Exercise goal: Copy each line exactly. Drop every picture.

Dataset content:
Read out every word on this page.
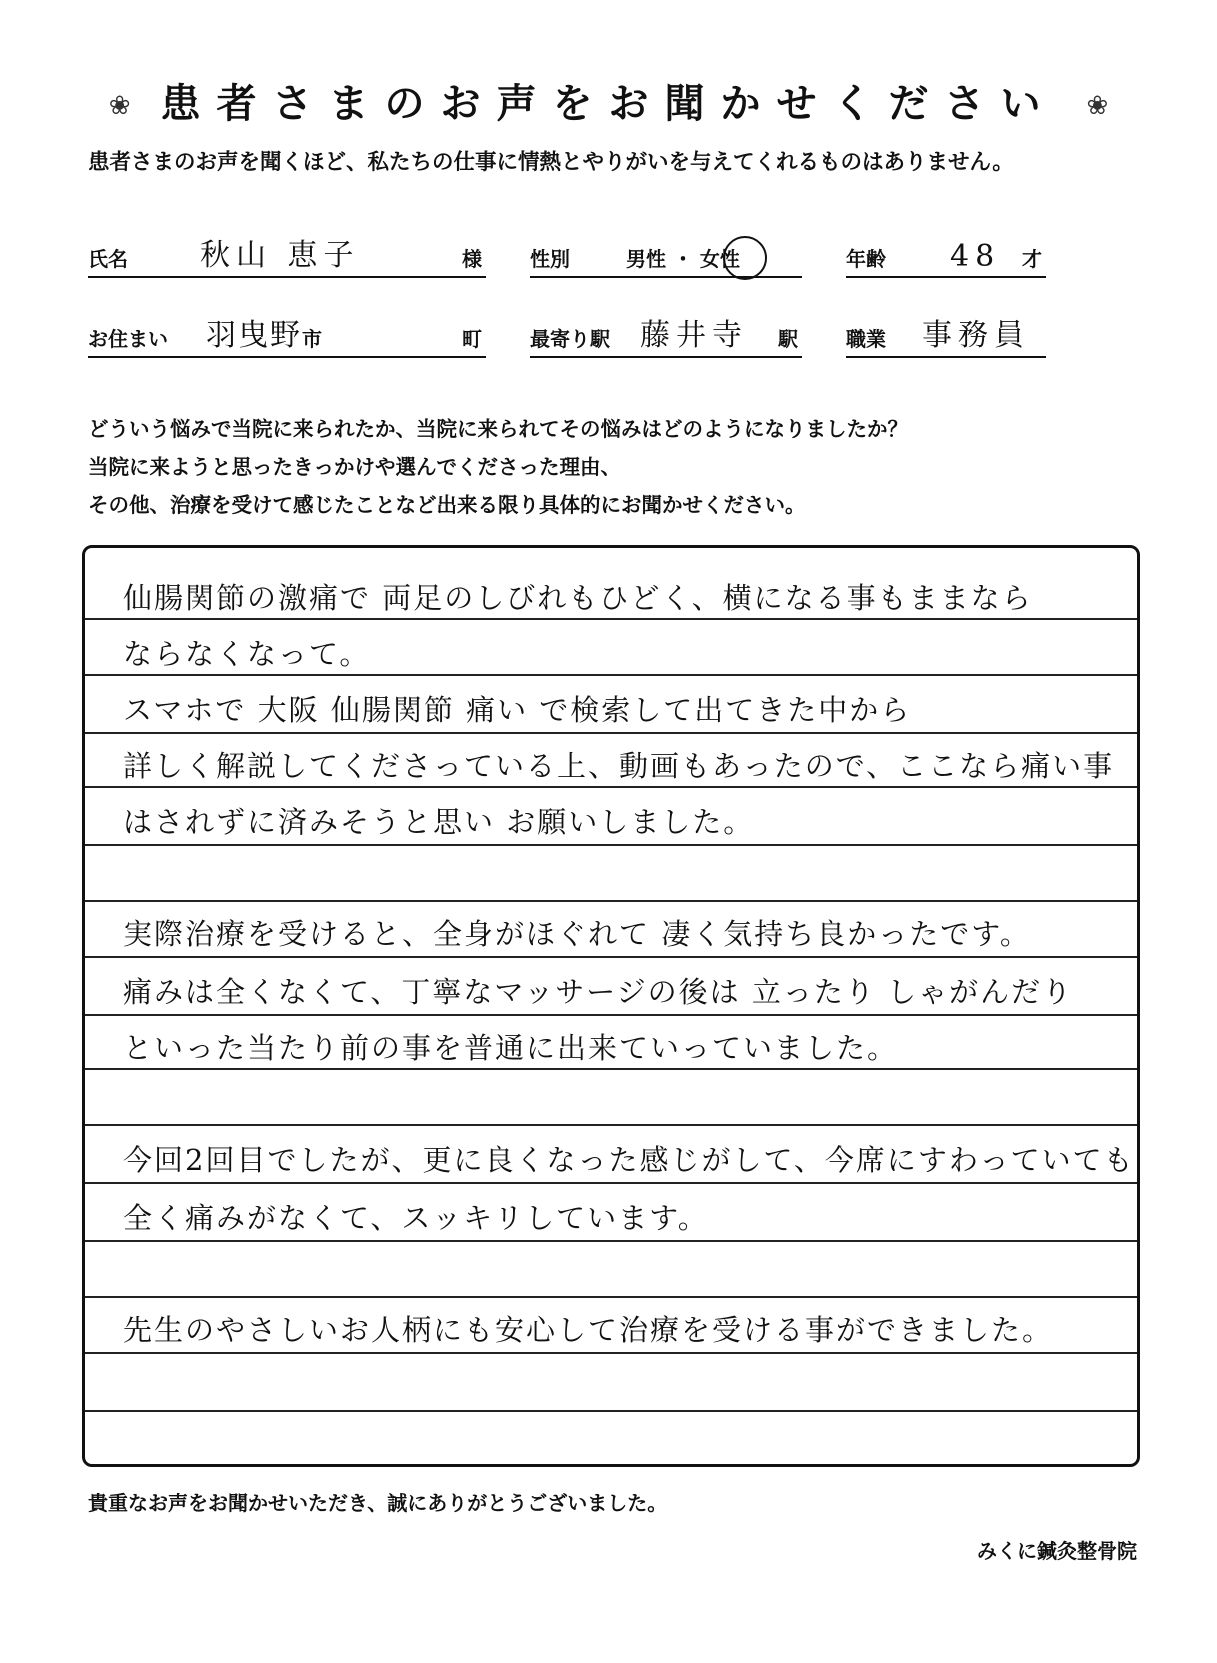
❀ 患者さまのお声をお聞かせください ❀
患者さまのお声を聞くほど、私たちの仕事に情熱とやりがいを与えてくれるものはありません。
氏名 秋山 恵子	様 性別	男性 ・ 女性	年齢 48 才
お住まい 羽曳野 市	町 最寄り駅 藤井寺 駅 職業 事務員
どういう悩みで当院に来られたか、当院に来られてその悩みはどのようになりましたか？
当院に来ようと思ったきっかけや選んでくださった理由、
その他、治療を受けて感じたことなど出来る限り具体的にお聞かせください。
仙腸関節の激痛で 両足のしびれもひどく、横になる事もままなら
ならなくなって。
スマホで 大阪 仙腸関節 痛い で検索して出てきた中から
詳しく解説してくださっている上、動画もあったので、ここなら痛い事
はされずに済みそうと思い お願いしました。
実際治療を受けると、全身がほぐれて 凄く気持ち良かったです。
痛みは全くなくて、丁寧なマッサージの後は 立ったり しゃがんだり
といった当たり前の事を普通に出来ていっていました。
今回2回目でしたが、更に良くなった感じがして、今席にすわっていても
全く痛みがなくて、スッキリしています。
先生のやさしいお人柄にも安心して治療を受ける事ができました。
貴重なお声をお聞かせいただき、誠にありがとうございました。
みくに鍼灸整骨院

Answer to this problem:
Read out every word on this page.
❀ 患者さまのお声をお聞かせください ❀
患者さまのお声を聞くほど、私たちの仕事に情熱とやりがいを与えてくれるものはありません。
氏名 秋山 恵子	様 性別	男性 ・ 女性	年齢 48 才
お住まい 羽曳野 市	町 最寄り駅 藤井寺 駅 職業 事務員
どういう悩みで当院に来られたか、当院に来られてその悩みはどのようになりましたか？
当院に来ようと思ったきっかけや選んでくださった理由、
その他、治療を受けて感じたことなど出来る限り具体的にお聞かせください。
仙腸関節の激痛で 両足のしびれもひどく、横になる事もままなら
ならなくなって。
スマホで 大阪 仙腸関節 痛い で検索して出てきた中から
詳しく解説してくださっている上、動画もあったので、ここなら痛い事
はされずに済みそうと思い お願いしました。
実際治療を受けると、全身がほぐれて 凄く気持ち良かったです。
痛みは全くなくて、丁寧なマッサージの後は 立ったり しゃがんだり
といった当たり前の事を普通に出来ていっていました。
今回2回目でしたが、更に良くなった感じがして、今席にすわっていても
全く痛みがなくて、スッキリしています。
先生のやさしいお人柄にも安心して治療を受ける事ができました。
貴重なお声をお聞かせいただき、誠にありがとうございました。
みくに鍼灸整骨院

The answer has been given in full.